▶ [Problem to solve]: Of all the lines in the material, how many include the word "space"? Reply with the number alone.

(Records from a dataset)
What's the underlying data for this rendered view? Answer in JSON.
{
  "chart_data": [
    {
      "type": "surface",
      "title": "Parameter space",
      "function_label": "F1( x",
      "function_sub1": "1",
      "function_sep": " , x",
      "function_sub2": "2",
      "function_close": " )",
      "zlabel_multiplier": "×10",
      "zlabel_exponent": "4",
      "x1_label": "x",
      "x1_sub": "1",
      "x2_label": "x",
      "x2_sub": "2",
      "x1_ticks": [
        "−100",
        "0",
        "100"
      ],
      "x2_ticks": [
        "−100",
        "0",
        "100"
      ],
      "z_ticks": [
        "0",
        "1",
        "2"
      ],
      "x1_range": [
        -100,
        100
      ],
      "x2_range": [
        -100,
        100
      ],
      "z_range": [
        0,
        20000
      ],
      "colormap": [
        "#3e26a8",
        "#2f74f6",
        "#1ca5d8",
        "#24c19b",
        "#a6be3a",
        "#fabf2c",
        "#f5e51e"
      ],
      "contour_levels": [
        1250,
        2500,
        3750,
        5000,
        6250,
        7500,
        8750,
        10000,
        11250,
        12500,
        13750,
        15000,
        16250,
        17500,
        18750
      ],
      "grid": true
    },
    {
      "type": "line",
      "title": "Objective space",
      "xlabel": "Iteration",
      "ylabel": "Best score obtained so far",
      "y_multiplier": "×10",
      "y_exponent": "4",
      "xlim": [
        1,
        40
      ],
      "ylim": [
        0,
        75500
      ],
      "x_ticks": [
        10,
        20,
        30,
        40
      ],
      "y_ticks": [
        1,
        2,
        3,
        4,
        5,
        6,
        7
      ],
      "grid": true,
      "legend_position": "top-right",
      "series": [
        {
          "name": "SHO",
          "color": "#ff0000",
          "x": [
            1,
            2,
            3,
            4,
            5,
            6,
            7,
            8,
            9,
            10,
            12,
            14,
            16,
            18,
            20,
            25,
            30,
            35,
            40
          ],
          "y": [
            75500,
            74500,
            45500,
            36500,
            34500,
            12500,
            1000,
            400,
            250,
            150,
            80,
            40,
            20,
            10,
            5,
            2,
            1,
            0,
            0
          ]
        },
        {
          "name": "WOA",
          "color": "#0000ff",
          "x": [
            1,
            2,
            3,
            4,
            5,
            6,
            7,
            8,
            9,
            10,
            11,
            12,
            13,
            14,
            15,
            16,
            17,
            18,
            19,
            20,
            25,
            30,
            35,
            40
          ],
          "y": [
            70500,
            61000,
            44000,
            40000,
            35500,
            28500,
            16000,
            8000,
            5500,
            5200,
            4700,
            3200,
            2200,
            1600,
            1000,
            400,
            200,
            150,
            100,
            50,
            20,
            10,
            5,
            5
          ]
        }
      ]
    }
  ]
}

▶ [Exercise answer]: 2